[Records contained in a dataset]

———

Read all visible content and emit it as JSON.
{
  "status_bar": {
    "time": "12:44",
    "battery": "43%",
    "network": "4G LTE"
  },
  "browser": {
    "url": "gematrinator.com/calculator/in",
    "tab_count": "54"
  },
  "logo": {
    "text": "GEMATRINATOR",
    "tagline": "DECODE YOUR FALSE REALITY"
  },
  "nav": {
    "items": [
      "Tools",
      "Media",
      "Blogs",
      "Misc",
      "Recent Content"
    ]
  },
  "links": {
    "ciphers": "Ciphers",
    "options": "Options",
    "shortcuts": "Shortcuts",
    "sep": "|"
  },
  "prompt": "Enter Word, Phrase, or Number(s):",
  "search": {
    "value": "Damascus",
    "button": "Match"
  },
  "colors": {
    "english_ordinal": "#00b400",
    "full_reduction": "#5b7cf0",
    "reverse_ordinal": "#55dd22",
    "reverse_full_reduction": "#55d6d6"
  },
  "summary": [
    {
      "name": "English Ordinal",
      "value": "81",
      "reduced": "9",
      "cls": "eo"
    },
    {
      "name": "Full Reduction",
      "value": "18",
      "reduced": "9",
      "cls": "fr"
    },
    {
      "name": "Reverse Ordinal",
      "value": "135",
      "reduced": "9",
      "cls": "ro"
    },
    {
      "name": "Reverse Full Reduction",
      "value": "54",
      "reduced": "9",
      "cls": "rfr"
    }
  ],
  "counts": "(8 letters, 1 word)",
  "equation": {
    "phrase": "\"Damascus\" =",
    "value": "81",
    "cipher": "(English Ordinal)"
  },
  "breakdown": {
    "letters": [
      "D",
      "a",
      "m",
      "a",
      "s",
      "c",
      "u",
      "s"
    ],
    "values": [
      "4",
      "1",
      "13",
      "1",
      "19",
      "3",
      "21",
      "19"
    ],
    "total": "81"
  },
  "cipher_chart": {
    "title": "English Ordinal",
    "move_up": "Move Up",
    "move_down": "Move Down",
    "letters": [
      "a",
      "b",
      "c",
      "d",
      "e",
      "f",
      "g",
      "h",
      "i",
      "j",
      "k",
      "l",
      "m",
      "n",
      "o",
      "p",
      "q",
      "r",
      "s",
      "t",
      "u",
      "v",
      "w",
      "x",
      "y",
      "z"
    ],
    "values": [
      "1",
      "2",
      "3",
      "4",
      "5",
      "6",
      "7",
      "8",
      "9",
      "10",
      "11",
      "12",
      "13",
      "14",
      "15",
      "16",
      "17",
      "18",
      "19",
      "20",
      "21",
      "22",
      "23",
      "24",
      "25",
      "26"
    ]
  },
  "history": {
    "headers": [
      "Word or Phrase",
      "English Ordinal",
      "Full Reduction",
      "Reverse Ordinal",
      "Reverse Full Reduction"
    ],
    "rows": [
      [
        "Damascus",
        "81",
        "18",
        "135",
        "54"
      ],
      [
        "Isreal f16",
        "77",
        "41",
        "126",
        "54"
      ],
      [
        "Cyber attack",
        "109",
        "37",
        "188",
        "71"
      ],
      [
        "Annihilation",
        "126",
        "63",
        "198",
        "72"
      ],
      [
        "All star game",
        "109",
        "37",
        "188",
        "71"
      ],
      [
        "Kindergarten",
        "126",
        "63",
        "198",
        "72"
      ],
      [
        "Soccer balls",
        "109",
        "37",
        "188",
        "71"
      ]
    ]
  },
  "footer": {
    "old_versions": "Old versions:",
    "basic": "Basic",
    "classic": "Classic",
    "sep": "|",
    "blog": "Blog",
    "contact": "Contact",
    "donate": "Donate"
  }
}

———

- Required task
Tally the lines of the records holding the word "name", then state only the tally.

- Exercise solution
4